▶ _Exercise details_: Using the records below, locate all lines containing "работа" and return them.

▶ _Raw data_:

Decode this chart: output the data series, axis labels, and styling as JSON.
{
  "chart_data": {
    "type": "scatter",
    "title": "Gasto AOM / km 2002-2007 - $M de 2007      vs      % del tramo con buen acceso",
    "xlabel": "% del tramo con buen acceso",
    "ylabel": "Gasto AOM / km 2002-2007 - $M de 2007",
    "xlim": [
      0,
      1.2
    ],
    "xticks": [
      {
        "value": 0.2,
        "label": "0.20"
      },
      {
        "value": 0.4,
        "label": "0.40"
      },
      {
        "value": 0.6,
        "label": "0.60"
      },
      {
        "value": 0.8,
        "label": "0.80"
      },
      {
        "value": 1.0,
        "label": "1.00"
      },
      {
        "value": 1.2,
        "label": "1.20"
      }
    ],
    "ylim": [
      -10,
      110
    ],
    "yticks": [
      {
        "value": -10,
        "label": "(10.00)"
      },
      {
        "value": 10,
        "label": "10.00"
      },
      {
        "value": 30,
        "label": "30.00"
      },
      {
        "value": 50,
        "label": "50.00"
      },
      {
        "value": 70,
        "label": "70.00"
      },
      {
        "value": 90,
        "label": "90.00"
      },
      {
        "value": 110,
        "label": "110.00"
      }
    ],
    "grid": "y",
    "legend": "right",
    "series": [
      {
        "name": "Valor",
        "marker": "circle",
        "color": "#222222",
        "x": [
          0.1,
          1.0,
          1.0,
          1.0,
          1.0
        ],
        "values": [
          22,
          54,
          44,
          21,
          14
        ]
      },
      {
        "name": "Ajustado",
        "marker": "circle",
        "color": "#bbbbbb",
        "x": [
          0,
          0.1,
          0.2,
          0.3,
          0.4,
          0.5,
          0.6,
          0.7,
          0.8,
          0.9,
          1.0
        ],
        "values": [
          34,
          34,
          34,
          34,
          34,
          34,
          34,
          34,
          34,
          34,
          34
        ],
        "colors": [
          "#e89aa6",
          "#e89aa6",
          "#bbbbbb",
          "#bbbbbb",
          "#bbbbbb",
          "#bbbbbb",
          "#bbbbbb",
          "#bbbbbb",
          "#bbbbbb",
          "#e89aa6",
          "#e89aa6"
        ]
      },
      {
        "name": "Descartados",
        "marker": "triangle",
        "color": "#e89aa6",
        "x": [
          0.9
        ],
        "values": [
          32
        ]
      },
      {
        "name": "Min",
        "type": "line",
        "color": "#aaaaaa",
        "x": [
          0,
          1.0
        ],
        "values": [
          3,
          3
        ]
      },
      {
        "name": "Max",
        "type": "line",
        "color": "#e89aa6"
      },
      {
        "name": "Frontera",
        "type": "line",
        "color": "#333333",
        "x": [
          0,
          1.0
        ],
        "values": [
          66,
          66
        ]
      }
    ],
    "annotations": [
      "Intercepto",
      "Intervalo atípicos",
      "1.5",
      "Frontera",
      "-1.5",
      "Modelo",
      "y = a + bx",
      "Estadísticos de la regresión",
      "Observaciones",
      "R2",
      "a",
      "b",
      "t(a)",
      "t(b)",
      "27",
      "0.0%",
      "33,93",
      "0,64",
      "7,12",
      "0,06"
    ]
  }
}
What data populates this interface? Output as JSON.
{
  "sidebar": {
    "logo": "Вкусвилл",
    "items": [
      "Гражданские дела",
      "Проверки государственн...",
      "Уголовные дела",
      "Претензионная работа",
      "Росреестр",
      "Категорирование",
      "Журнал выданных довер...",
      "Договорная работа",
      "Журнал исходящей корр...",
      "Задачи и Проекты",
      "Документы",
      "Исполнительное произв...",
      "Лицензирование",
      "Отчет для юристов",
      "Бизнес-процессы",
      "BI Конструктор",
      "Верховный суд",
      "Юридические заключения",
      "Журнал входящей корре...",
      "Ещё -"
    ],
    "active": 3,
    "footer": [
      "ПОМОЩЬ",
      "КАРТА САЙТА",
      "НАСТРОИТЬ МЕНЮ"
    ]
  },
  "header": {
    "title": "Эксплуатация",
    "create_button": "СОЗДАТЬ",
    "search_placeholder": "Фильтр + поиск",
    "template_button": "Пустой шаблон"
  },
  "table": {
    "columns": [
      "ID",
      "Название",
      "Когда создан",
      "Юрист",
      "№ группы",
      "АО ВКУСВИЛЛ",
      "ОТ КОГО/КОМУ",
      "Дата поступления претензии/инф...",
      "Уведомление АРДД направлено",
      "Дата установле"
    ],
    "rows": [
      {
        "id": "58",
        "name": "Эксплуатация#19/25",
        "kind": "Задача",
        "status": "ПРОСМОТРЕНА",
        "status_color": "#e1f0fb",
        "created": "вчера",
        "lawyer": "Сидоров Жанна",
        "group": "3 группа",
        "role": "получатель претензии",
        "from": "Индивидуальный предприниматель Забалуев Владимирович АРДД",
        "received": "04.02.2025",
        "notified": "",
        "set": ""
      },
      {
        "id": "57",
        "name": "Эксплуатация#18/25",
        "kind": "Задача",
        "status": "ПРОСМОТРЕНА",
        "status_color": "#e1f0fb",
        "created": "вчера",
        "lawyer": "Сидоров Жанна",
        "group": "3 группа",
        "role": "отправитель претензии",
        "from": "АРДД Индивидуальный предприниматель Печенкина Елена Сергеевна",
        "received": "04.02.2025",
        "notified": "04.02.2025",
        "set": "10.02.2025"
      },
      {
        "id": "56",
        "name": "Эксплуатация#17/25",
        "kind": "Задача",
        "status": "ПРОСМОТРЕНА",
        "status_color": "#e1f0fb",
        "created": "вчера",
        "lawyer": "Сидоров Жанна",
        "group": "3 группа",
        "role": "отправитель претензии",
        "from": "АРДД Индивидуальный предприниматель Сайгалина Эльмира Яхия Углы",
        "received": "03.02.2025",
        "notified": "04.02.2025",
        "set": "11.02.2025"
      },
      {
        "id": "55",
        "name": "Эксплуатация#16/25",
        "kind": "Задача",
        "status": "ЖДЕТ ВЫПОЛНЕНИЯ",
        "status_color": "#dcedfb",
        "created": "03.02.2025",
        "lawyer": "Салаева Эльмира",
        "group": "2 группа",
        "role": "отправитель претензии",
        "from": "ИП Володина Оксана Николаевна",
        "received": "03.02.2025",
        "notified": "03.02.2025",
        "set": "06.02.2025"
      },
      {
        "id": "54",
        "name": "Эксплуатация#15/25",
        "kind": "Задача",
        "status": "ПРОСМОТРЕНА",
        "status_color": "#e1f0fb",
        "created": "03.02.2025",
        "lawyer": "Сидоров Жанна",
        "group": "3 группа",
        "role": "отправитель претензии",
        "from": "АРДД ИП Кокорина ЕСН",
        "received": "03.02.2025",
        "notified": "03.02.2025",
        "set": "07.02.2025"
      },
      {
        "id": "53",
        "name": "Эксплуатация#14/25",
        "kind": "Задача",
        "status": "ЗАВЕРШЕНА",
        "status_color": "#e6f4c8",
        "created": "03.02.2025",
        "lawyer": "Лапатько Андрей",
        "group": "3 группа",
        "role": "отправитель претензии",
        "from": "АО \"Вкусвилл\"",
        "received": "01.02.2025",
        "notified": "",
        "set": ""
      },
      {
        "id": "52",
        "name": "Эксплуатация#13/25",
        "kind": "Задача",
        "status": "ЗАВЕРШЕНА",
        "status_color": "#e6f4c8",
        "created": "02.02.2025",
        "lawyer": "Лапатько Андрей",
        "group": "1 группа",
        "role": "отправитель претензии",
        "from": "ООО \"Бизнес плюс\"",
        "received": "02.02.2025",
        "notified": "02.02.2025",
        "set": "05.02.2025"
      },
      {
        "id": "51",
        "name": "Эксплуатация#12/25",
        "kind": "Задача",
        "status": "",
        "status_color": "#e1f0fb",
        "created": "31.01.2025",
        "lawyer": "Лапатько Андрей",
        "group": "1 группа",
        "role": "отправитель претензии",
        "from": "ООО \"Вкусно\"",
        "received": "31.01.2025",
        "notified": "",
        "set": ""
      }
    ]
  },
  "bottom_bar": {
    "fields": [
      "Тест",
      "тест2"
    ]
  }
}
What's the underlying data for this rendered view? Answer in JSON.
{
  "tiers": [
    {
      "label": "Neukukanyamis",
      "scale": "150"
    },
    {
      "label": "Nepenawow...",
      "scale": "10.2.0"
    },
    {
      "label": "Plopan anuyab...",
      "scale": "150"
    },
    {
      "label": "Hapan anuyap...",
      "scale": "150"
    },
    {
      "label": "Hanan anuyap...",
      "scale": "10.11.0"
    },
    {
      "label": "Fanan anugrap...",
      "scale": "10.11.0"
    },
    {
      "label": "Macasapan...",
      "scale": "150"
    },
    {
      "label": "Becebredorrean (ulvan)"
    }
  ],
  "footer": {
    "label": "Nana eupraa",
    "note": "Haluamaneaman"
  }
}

▶ _Solution to this task_:
      "Претензионная работа",
      "Договорная работа",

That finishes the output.